■ **DATA PROVIDED**

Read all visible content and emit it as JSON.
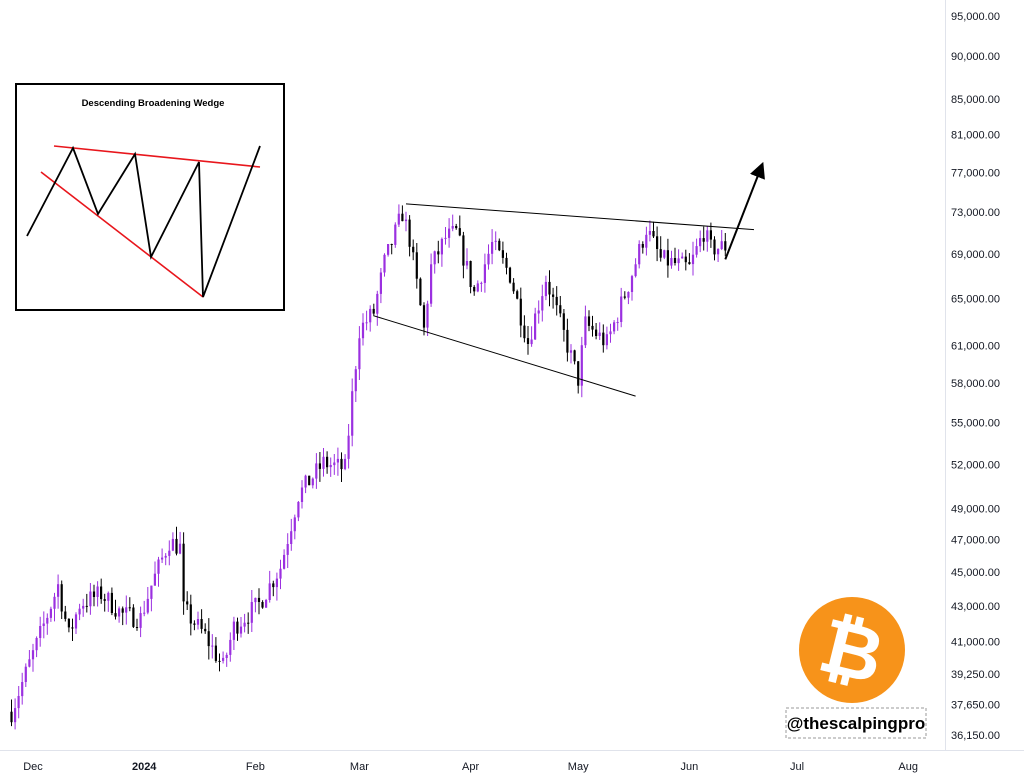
{
  "chart_data": {
    "type": "candlestick",
    "title": "",
    "xlabel": "",
    "ylabel": "",
    "y_scale": "log",
    "ylim": [
      35500,
      97000
    ],
    "y_ticks": [
      "95,000.00",
      "90,000.00",
      "85,000.00",
      "81,000.00",
      "77,000.00",
      "73,000.00",
      "69,000.00",
      "65,000.00",
      "61,000.00",
      "58,000.00",
      "55,000.00",
      "52,000.00",
      "49,000.00",
      "47,000.00",
      "45,000.00",
      "43,000.00",
      "41,000.00",
      "39,250.00",
      "37,650.00",
      "36,150.00"
    ],
    "x_ticks": [
      "Dec",
      "2024",
      "Feb",
      "Mar",
      "Apr",
      "May",
      "Jun",
      "Jul",
      "Aug"
    ],
    "date_range": [
      "2023-11-25",
      "2024-06-11"
    ],
    "up_color": "#9b30e0",
    "down_color": "#000000",
    "pattern_lines": {
      "upper_trendline": {
        "from": [
          "2024-03-14",
          73800
        ],
        "to": [
          "2024-06-19",
          71300
        ]
      },
      "lower_trendline": {
        "from": [
          "2024-03-05",
          63500
        ],
        "to": [
          "2024-05-17",
          57000
        ]
      },
      "breakout_arrow": {
        "from": [
          "2024-06-11",
          68500
        ],
        "to": [
          "2024-06-21",
          77500
        ]
      }
    },
    "inset": {
      "title": "Descending Broadening Wedge",
      "line_color": "#e8161c",
      "zigzag_color": "#000000"
    }
  },
  "watermark": {
    "handle": "@thescalpingpro",
    "logo_icon": "bitcoin-icon",
    "logo_color": "#f7931a",
    "logo_glyph": "₿"
  }
}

■ **EXERCISE DETAILS**
Pictures are to be left out; repeat all the remaining data exactly.

■ **RESULT**
Read all visible content and emit it as JSON.
{
  "chart_data": {
    "type": "candlestick",
    "title": "",
    "xlabel": "",
    "ylabel": "",
    "y_scale": "log",
    "ylim": [
      35500,
      97000
    ],
    "y_ticks": [
      "95,000.00",
      "90,000.00",
      "85,000.00",
      "81,000.00",
      "77,000.00",
      "73,000.00",
      "69,000.00",
      "65,000.00",
      "61,000.00",
      "58,000.00",
      "55,000.00",
      "52,000.00",
      "49,000.00",
      "47,000.00",
      "45,000.00",
      "43,000.00",
      "41,000.00",
      "39,250.00",
      "37,650.00",
      "36,150.00"
    ],
    "x_ticks": [
      "Dec",
      "2024",
      "Feb",
      "Mar",
      "Apr",
      "May",
      "Jun",
      "Jul",
      "Aug"
    ],
    "date_range": [
      "2023-11-25",
      "2024-06-11"
    ],
    "up_color": "#9b30e0",
    "down_color": "#000000",
    "pattern_lines": {
      "upper_trendline": {
        "from": [
          "2024-03-14",
          73800
        ],
        "to": [
          "2024-06-19",
          71300
        ]
      },
      "lower_trendline": {
        "from": [
          "2024-03-05",
          63500
        ],
        "to": [
          "2024-05-17",
          57000
        ]
      },
      "breakout_arrow": {
        "from": [
          "2024-06-11",
          68500
        ],
        "to": [
          "2024-06-21",
          77500
        ]
      }
    },
    "inset": {
      "title": "Descending Broadening Wedge",
      "line_color": "#e8161c",
      "zigzag_color": "#000000"
    }
  },
  "watermark": {
    "handle": "@thescalpingpro",
    "logo_icon": "bitcoin-icon",
    "logo_color": "#f7931a",
    "logo_glyph": "₿"
  }
}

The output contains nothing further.